**ENTRIES SHOWN**
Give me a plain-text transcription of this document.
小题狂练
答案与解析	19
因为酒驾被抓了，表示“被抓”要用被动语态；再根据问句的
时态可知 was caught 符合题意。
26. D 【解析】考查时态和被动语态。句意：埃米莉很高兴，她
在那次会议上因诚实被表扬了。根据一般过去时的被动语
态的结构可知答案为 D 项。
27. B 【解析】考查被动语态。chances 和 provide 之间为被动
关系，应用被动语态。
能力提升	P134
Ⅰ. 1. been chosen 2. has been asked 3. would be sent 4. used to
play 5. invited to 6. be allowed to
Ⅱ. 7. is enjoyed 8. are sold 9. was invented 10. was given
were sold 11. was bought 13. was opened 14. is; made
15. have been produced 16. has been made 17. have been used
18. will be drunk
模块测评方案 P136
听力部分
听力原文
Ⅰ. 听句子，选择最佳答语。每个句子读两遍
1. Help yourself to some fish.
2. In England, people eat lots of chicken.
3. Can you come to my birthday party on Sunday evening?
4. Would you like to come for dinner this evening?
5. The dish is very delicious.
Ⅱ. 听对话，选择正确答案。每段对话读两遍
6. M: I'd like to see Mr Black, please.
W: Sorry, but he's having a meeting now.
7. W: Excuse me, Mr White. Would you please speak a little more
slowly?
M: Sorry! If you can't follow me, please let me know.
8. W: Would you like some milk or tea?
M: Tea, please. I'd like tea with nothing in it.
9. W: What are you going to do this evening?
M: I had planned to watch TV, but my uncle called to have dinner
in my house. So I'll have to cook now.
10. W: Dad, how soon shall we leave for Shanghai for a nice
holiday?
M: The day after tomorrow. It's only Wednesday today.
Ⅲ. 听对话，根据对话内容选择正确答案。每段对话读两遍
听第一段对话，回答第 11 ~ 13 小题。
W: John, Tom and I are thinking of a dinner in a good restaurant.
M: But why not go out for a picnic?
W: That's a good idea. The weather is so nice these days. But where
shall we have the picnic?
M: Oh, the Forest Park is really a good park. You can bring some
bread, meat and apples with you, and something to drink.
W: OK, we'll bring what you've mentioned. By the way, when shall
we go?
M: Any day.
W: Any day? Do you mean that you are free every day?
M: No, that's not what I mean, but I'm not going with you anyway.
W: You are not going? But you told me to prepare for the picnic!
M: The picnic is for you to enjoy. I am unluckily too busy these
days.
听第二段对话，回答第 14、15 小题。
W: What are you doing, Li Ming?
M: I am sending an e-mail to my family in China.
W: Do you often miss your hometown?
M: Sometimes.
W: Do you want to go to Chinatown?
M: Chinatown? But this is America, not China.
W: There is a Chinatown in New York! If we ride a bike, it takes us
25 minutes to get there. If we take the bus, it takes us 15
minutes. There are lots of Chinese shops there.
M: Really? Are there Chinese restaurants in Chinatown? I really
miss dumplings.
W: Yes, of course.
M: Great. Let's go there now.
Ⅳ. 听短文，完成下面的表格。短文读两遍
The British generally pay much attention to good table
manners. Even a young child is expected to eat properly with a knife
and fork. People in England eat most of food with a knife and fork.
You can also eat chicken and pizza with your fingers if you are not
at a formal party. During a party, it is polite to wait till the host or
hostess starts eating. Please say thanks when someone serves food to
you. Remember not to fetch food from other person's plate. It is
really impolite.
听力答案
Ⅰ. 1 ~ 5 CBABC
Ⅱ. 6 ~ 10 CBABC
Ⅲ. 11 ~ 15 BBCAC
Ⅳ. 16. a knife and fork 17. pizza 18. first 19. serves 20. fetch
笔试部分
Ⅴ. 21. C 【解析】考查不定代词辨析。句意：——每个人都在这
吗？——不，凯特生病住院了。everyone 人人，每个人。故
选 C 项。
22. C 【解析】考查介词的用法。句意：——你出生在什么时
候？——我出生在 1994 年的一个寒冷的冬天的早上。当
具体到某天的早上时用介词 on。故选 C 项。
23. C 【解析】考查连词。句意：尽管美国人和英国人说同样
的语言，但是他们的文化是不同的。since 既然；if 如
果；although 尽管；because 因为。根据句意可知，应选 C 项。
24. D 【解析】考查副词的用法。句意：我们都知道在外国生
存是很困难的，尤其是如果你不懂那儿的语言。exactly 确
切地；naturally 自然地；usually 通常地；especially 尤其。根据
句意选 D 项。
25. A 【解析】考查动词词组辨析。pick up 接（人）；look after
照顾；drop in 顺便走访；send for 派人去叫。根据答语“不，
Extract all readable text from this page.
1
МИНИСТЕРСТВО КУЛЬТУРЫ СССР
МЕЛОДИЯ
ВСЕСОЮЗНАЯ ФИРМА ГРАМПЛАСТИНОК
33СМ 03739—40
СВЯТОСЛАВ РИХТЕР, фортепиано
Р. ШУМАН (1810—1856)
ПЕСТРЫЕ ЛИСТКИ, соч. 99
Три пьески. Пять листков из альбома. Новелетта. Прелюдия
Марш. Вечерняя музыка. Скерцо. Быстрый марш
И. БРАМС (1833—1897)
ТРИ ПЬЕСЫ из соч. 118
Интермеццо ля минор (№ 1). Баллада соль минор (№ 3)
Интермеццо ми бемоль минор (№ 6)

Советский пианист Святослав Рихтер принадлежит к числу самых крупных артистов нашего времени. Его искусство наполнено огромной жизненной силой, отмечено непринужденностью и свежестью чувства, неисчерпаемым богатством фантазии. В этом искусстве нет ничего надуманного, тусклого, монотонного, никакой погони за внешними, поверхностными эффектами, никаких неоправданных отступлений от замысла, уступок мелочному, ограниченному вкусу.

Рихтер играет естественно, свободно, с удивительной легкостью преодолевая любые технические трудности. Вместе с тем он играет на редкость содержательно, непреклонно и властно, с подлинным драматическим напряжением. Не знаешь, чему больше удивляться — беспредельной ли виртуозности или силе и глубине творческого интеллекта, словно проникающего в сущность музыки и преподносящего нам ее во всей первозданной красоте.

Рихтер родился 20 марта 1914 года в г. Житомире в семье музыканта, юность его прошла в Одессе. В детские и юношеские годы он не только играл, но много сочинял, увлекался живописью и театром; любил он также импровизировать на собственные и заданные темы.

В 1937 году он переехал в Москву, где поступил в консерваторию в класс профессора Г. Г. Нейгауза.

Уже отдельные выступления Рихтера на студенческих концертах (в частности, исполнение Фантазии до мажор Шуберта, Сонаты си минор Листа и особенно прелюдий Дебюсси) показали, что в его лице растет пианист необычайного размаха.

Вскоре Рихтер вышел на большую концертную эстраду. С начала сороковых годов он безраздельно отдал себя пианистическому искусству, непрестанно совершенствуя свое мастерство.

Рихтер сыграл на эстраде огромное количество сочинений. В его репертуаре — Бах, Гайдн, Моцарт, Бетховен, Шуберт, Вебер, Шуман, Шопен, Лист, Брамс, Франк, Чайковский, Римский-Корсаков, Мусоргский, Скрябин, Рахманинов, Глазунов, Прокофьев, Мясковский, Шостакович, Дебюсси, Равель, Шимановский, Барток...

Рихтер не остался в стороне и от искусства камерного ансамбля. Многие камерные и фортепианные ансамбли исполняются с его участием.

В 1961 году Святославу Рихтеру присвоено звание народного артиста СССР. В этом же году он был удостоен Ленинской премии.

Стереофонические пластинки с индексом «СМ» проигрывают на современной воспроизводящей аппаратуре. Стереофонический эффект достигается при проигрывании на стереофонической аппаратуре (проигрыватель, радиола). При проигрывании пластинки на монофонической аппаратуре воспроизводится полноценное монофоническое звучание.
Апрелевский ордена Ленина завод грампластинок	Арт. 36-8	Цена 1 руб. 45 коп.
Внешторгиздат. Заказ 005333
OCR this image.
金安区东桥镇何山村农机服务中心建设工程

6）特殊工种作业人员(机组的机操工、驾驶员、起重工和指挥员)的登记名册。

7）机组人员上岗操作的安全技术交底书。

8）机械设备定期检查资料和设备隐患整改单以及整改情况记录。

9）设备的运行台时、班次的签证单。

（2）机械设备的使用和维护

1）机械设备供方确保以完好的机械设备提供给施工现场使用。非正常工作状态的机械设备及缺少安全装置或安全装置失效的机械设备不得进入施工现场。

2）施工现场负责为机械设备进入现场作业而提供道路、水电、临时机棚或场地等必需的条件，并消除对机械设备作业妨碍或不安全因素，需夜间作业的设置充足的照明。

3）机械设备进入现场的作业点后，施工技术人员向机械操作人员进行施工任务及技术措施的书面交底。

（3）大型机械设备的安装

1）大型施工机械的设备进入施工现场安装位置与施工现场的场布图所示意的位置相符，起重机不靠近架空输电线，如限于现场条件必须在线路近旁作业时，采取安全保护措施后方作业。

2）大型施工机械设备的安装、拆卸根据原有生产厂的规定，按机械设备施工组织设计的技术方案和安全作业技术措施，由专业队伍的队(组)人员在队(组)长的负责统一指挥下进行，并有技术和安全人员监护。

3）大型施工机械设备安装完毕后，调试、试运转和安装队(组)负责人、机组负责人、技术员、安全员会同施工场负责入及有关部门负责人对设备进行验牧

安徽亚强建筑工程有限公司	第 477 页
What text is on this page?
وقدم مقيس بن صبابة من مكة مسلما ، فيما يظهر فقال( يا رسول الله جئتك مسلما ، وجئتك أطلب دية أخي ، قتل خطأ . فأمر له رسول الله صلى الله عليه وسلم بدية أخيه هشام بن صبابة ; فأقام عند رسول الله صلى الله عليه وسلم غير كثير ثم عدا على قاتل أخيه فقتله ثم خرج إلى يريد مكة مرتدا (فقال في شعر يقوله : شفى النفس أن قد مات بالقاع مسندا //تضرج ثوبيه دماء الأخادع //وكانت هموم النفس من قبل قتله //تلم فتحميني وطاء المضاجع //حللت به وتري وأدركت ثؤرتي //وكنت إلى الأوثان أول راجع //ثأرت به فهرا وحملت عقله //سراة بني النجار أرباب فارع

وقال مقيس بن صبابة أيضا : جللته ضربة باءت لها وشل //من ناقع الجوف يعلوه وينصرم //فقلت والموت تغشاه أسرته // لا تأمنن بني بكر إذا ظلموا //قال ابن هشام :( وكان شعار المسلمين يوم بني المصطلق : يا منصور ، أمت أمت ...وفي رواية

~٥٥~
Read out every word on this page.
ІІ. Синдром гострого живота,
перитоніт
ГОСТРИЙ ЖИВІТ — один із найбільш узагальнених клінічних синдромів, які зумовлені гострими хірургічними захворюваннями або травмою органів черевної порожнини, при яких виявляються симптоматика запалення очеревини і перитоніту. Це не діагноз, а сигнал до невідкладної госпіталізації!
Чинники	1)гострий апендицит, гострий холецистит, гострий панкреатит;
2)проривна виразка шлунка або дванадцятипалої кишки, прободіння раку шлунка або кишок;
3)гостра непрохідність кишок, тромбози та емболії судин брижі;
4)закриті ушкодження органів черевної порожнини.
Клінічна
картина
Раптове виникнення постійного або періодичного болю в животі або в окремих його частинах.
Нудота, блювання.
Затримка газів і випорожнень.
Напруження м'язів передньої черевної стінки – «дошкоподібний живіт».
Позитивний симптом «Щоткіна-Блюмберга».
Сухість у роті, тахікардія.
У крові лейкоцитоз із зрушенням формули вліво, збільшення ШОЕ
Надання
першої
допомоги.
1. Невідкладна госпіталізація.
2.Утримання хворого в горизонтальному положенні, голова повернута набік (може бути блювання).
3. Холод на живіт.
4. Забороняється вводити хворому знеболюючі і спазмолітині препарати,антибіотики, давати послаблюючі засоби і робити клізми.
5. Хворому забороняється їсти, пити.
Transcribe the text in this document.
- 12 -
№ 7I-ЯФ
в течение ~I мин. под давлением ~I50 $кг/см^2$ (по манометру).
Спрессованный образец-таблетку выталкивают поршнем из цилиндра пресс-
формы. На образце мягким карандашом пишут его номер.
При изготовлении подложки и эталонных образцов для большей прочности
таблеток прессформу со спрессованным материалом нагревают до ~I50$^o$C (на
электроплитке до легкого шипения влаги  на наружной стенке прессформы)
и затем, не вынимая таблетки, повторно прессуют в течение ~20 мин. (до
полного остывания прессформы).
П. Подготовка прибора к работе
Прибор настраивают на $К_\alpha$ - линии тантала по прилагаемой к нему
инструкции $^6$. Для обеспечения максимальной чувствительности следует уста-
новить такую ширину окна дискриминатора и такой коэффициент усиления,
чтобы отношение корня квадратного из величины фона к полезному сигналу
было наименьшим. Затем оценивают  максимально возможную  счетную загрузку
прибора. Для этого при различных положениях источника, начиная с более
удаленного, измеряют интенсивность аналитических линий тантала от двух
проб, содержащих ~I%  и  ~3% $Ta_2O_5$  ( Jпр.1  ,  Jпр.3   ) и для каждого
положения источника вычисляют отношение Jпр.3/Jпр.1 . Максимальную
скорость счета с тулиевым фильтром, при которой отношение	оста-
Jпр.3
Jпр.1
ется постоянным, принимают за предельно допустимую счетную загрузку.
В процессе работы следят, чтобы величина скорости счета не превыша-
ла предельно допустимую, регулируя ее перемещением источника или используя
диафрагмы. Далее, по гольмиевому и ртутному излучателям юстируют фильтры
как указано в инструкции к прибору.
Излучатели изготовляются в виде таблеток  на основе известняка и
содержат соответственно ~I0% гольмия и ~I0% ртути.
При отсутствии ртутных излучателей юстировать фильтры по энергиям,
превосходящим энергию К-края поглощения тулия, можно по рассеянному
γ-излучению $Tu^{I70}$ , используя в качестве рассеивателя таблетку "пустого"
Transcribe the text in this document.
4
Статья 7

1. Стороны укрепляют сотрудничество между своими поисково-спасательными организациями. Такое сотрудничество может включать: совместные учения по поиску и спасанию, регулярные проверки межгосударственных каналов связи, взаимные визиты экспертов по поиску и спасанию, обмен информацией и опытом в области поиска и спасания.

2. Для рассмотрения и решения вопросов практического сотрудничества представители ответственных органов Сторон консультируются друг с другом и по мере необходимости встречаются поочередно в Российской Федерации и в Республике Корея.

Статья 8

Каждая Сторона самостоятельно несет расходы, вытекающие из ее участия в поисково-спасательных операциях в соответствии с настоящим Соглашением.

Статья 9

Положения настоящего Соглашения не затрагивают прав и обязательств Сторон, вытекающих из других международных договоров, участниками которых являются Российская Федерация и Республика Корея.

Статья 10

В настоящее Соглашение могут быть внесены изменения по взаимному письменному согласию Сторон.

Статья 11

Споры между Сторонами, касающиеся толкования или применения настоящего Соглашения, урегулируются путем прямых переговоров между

**BRIEF**
The required answer is a single number: the count of lines in the entries that hold the string "bring".

**REPLY TO THE TASK**
2